Directions => You are to retype all of the data exactly as it appears.

* begin Provided material *

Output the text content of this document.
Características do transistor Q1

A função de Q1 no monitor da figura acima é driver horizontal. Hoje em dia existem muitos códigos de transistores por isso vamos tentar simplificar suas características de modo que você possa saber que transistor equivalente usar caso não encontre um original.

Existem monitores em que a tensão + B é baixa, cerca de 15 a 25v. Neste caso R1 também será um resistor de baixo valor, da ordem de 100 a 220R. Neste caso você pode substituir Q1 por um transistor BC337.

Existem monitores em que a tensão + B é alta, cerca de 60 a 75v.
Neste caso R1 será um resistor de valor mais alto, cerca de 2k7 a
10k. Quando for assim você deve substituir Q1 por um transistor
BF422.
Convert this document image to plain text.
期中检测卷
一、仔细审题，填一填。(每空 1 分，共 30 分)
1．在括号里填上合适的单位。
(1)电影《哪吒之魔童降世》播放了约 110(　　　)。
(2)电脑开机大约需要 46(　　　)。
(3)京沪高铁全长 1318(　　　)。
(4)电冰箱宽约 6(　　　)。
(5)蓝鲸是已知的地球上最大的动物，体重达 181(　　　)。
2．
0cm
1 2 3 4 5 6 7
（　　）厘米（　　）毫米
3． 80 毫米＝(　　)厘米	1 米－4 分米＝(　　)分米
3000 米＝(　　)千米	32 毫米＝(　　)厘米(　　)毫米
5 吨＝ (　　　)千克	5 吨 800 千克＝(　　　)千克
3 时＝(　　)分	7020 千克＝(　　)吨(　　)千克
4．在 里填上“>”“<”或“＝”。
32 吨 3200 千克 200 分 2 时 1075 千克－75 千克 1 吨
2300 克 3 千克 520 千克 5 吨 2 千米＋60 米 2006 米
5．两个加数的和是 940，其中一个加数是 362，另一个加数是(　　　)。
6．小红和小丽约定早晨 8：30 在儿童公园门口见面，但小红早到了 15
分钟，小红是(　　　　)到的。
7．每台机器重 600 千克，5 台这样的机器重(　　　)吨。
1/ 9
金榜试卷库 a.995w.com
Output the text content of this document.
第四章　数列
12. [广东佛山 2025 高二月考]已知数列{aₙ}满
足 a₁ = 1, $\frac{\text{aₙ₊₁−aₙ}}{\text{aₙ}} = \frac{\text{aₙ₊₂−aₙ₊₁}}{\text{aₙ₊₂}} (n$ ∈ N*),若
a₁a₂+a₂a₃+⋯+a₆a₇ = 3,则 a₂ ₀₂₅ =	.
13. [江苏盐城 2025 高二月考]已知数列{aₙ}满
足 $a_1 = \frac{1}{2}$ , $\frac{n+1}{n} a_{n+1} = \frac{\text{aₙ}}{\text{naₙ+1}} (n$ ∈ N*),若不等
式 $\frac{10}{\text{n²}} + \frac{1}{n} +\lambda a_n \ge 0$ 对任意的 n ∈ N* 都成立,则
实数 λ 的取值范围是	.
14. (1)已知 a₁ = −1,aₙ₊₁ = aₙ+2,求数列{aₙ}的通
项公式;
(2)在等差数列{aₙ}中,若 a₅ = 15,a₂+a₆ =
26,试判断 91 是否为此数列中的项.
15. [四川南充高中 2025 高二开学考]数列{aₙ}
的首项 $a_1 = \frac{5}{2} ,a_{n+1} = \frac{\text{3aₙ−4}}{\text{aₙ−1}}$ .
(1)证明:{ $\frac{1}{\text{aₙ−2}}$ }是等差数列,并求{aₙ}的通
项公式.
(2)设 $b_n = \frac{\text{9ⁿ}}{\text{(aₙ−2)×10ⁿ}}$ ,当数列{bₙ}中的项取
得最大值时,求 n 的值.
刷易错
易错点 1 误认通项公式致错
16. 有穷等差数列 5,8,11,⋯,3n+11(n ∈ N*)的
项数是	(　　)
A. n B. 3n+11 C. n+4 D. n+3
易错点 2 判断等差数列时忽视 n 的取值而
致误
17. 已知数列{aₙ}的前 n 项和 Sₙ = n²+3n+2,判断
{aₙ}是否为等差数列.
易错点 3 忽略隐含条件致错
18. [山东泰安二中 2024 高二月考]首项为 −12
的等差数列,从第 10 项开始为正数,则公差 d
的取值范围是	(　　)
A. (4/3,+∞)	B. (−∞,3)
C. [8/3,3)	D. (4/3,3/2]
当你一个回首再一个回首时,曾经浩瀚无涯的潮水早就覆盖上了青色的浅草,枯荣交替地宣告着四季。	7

* end Provided material *

Exercise result =>
Output the text content of this document.
Características do transistor Q1

A função de Q1 no monitor da figura acima é driver horizontal. Hoje em dia existem muitos códigos de transistores por isso vamos tentar simplificar suas características de modo que você possa saber que transistor equivalente usar caso não encontre um original.

Existem monitores em que a tensão + B é baixa, cerca de 15 a 25v. Neste caso R1 também será um resistor de baixo valor, da ordem de 100 a 220R. Neste caso você pode substituir Q1 por um transistor BC337.

Existem monitores em que a tensão + B é alta, cerca de 60 a 75v.
Neste caso R1 será um resistor de valor mais alto, cerca de 2k7 a
10k. Quando for assim você deve substituir Q1 por um transistor
BF422.
Convert this document image to plain text.
期中检测卷
一、仔细审题，填一填。(每空 1 分，共 30 分)
1．在括号里填上合适的单位。
(1)电影《哪吒之魔童降世》播放了约 110(　　　)。
(2)电脑开机大约需要 46(　　　)。
(3)京沪高铁全长 1318(　　　)。
(4)电冰箱宽约 6(　　　)。
(5)蓝鲸是已知的地球上最大的动物，体重达 181(　　　)。
2．
0cm
1 2 3 4 5 6 7
（　　）厘米（　　）毫米
3． 80 毫米＝(　　)厘米	1 米－4 分米＝(　　)分米
3000 米＝(　　)千米	32 毫米＝(　　)厘米(　　)毫米
5 吨＝ (　　　)千克	5 吨 800 千克＝(　　　)千克
3 时＝(　　)分	7020 千克＝(　　)吨(　　)千克
4．在 里填上“>”“<”或“＝”。
32 吨 3200 千克 200 分 2 时 1075 千克－75 千克 1 吨
2300 克 3 千克 520 千克 5 吨 2 千米＋60 米 2006 米
5．两个加数的和是 940，其中一个加数是 362，另一个加数是(　　　)。
6．小红和小丽约定早晨 8：30 在儿童公园门口见面，但小红早到了 15
分钟，小红是(　　　　)到的。
7．每台机器重 600 千克，5 台这样的机器重(　　　)吨。
1/ 9
金榜试卷库 a.995w.com
Output the text content of this document.
第四章　数列
12. [广东佛山 2025 高二月考]已知数列{aₙ}满
足 a₁ = 1, $\frac{\text{aₙ₊₁−aₙ}}{\text{aₙ}} = \frac{\text{aₙ₊₂−aₙ₊₁}}{\text{aₙ₊₂}} (n$ ∈ N*),若
a₁a₂+a₂a₃+⋯+a₆a₇ = 3,则 a₂ ₀₂₅ =	.
13. [江苏盐城 2025 高二月考]已知数列{aₙ}满
足 $a_1 = \frac{1}{2}$ , $\frac{n+1}{n} a_{n+1} = \frac{\text{aₙ}}{\text{naₙ+1}} (n$ ∈ N*),若不等
式 $\frac{10}{\text{n²}} + \frac{1}{n} +\lambda a_n \ge 0$ 对任意的 n ∈ N* 都成立,则
实数 λ 的取值范围是	.
14. (1)已知 a₁ = −1,aₙ₊₁ = aₙ+2,求数列{aₙ}的通
项公式;
(2)在等差数列{aₙ}中,若 a₅ = 15,a₂+a₆ =
26,试判断 91 是否为此数列中的项.
15. [四川南充高中 2025 高二开学考]数列{aₙ}
的首项 $a_1 = \frac{5}{2} ,a_{n+1} = \frac{\text{3aₙ−4}}{\text{aₙ−1}}$ .
(1)证明:{ $\frac{1}{\text{aₙ−2}}$ }是等差数列,并求{aₙ}的通
项公式.
(2)设 $b_n = \frac{\text{9ⁿ}}{\text{(aₙ−2)×10ⁿ}}$ ,当数列{bₙ}中的项取
得最大值时,求 n 的值.
刷易错
易错点 1 误认通项公式致错
16. 有穷等差数列 5,8,11,⋯,3n+11(n ∈ N*)的
项数是	(　　)
A. n B. 3n+11 C. n+4 D. n+3
易错点 2 判断等差数列时忽视 n 的取值而
致误
17. 已知数列{aₙ}的前 n 项和 Sₙ = n²+3n+2,判断
{aₙ}是否为等差数列.
易错点 3 忽略隐含条件致错
18. [山东泰安二中 2024 高二月考]首项为 −12
的等差数列,从第 10 项开始为正数,则公差 d
的取值范围是	(　　)
A. (4/3,+∞)	B. (−∞,3)
C. [8/3,3)	D. (4/3,3/2]
当你一个回首再一个回首时,曾经浩瀚无涯的潮水早就覆盖上了青色的浅草,枯荣交替地宣告着四季。	7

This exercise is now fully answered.